▶ **Required task**:
In the listing below, locate the lines bearing the word "name". Copy every one of them.

## Start Records supplied

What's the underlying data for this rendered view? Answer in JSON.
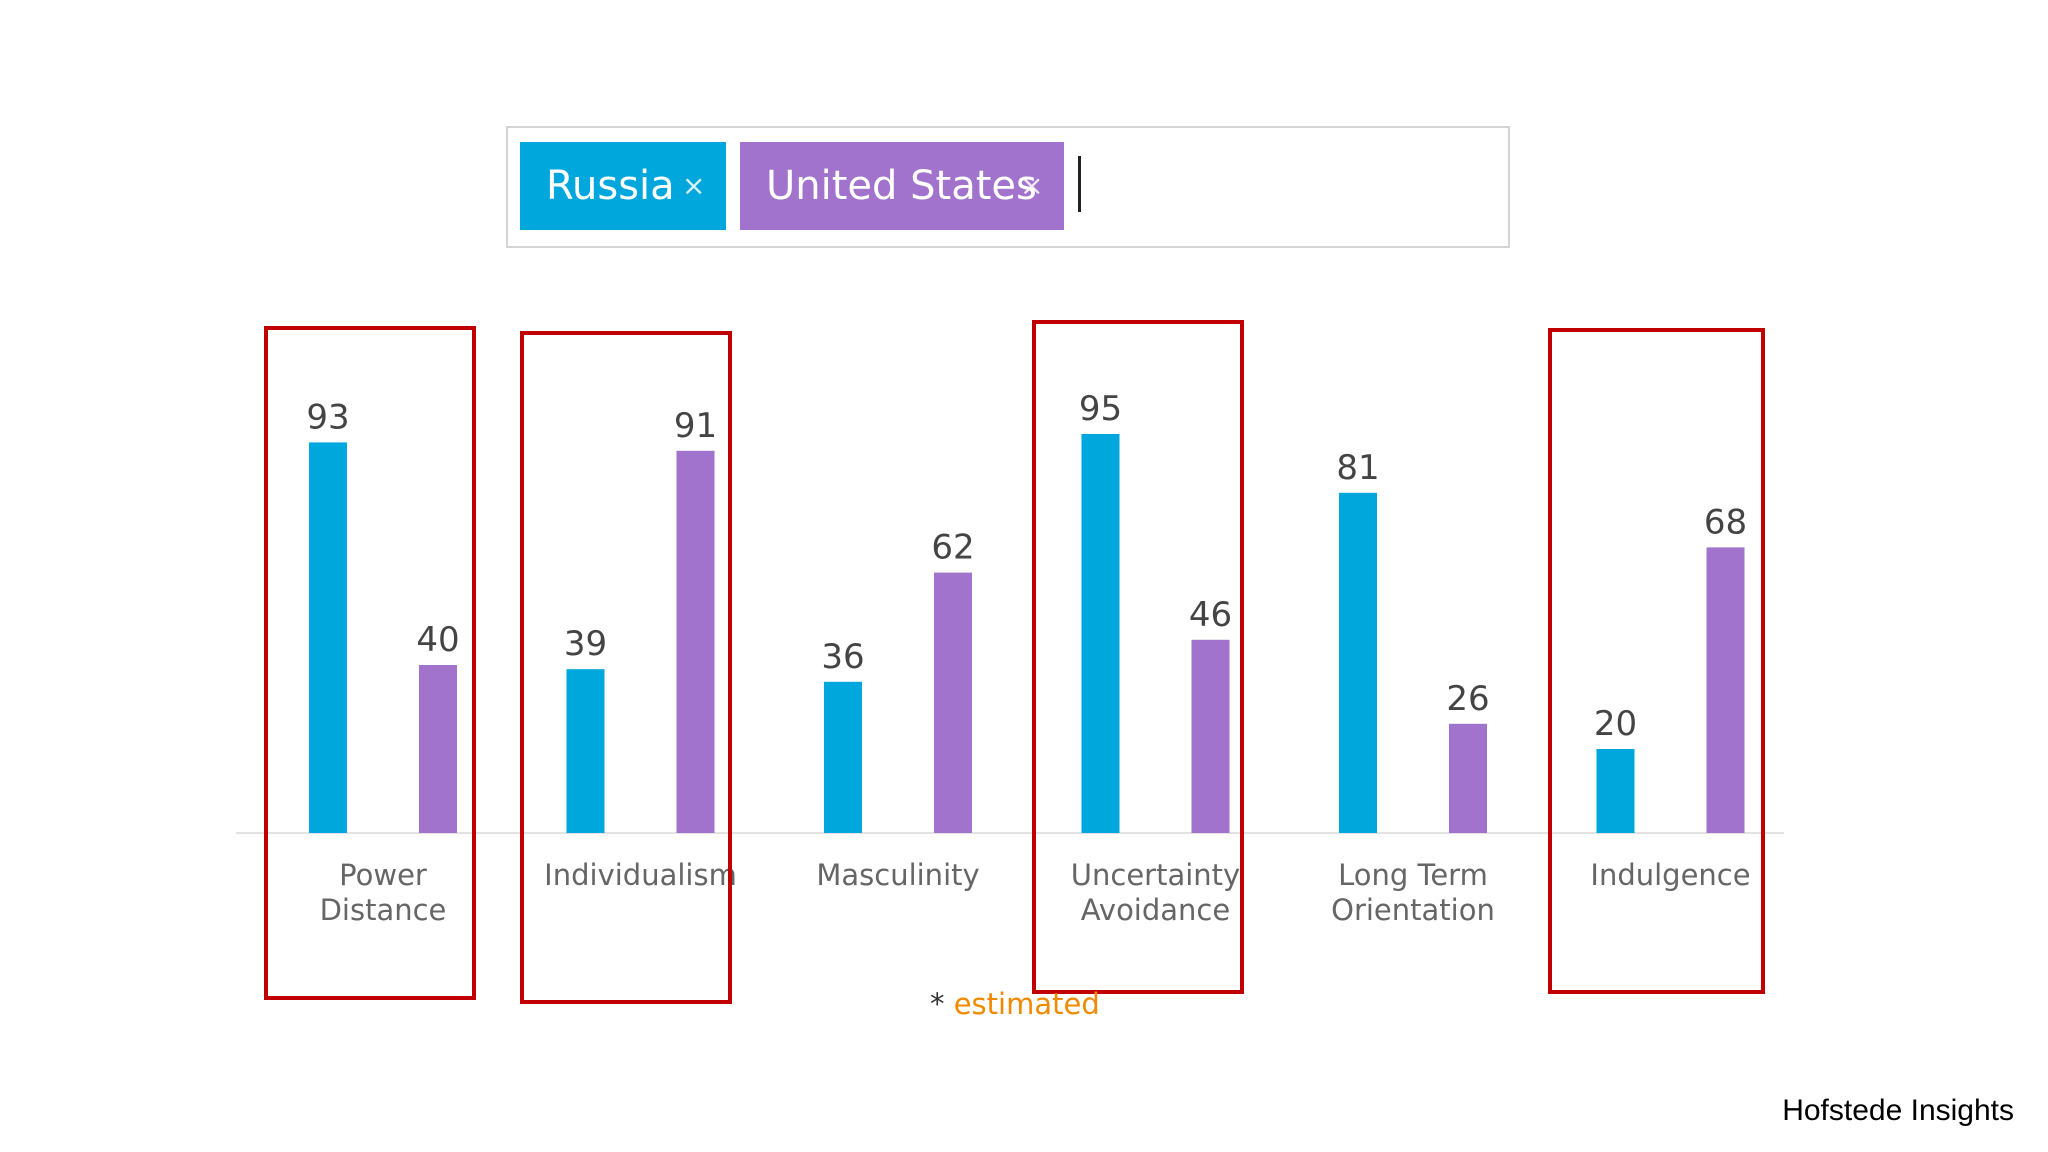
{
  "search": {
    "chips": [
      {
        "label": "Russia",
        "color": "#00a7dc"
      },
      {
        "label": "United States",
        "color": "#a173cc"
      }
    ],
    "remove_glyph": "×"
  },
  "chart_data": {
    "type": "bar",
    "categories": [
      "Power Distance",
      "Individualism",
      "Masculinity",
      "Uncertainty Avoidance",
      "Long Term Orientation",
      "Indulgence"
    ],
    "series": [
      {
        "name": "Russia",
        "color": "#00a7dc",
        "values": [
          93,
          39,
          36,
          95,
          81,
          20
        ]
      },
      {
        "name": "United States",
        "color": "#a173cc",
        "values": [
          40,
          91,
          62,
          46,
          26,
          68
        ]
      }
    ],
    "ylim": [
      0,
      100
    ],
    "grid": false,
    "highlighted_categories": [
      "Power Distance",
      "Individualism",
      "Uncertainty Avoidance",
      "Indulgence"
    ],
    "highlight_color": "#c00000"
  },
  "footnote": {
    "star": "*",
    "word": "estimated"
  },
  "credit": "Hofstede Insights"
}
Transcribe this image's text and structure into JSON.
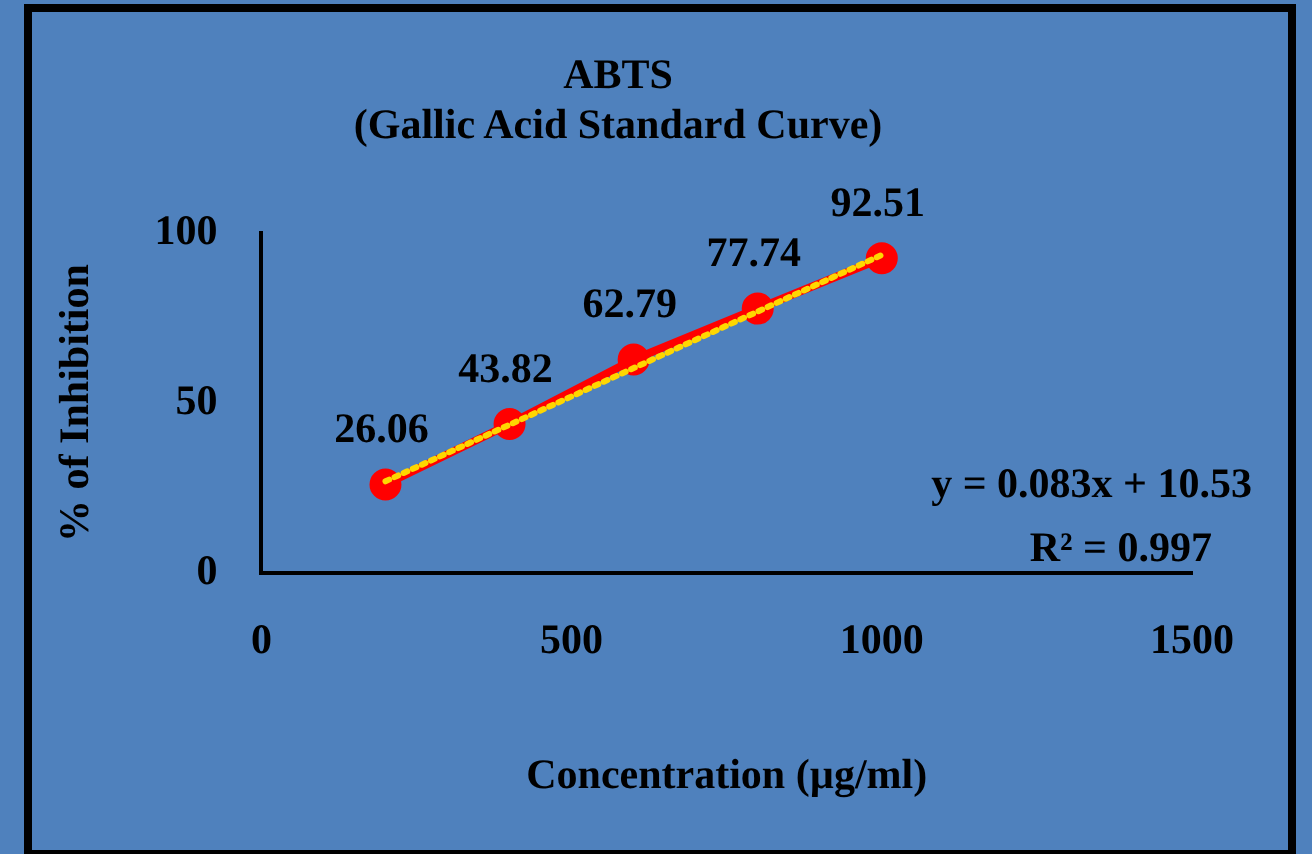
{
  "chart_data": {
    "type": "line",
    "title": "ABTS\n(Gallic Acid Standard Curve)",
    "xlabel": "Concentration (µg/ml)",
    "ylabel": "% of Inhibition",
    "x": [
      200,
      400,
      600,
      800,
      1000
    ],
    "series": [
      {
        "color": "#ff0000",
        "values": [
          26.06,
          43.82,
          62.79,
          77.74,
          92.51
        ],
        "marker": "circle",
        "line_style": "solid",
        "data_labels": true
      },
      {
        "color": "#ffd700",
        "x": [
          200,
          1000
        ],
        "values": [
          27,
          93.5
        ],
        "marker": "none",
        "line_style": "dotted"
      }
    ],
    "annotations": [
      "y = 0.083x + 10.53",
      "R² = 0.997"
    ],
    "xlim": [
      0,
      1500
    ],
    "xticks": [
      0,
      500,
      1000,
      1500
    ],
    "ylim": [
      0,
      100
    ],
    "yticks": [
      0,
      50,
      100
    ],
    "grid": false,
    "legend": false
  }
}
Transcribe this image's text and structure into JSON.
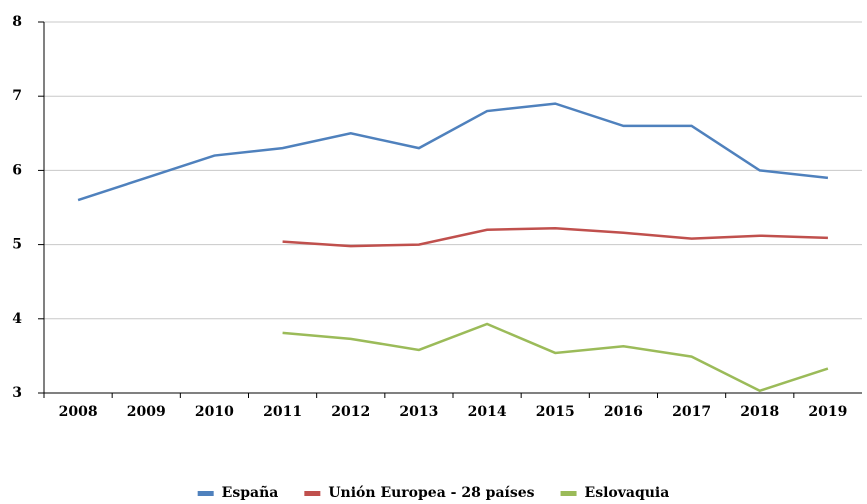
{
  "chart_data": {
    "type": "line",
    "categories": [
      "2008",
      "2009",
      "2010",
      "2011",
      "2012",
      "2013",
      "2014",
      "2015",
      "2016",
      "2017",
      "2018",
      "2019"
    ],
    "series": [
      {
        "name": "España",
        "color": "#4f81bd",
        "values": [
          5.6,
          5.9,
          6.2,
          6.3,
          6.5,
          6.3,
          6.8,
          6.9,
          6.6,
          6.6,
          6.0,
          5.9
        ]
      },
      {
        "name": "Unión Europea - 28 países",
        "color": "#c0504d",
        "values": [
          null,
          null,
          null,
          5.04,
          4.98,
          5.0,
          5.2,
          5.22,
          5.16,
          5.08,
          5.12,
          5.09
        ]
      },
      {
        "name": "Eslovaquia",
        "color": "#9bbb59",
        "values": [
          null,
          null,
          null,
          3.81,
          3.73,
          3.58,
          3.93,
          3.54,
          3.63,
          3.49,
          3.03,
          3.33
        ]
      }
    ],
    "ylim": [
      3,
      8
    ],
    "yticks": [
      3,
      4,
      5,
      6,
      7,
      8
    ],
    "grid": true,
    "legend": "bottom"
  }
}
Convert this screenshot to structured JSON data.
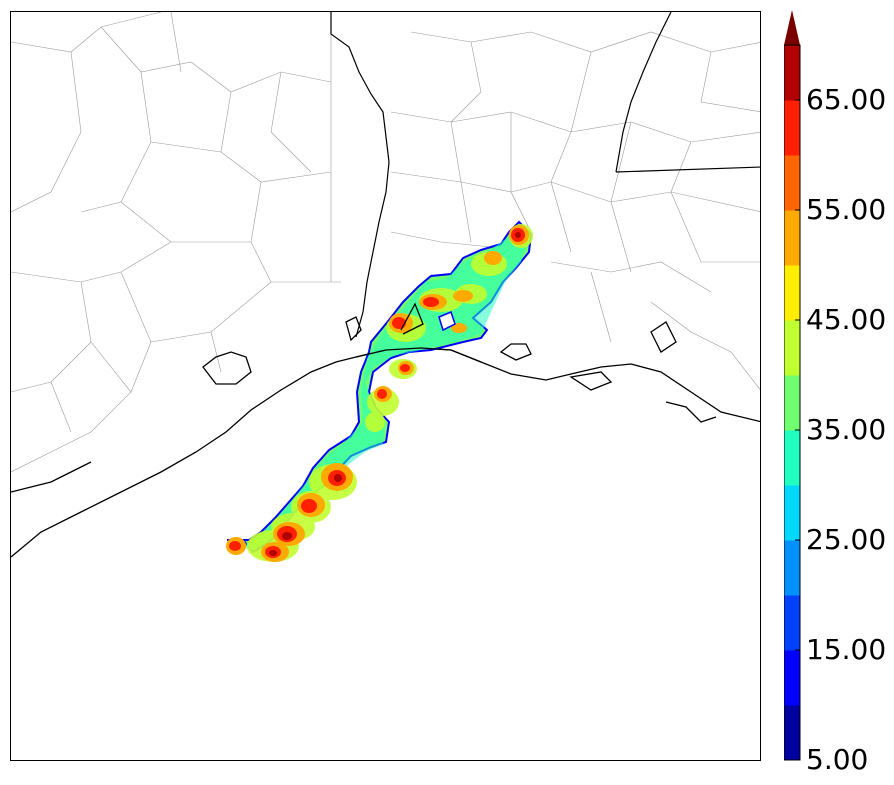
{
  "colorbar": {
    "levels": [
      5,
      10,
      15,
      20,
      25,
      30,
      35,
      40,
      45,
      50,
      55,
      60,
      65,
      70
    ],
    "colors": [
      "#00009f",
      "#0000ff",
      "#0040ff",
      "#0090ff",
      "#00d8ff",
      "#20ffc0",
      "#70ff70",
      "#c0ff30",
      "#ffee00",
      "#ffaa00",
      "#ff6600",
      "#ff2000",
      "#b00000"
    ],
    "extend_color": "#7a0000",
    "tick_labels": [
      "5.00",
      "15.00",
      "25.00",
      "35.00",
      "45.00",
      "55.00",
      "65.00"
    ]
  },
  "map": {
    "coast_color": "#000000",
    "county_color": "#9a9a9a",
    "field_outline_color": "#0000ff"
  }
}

## End Records supplied

▶ **The result**:
        "name": "Russia",
        "name": "United States",
        "name": "España",
        "name": "Unión Europea - 28 países",
        "name": "Eslovaquia",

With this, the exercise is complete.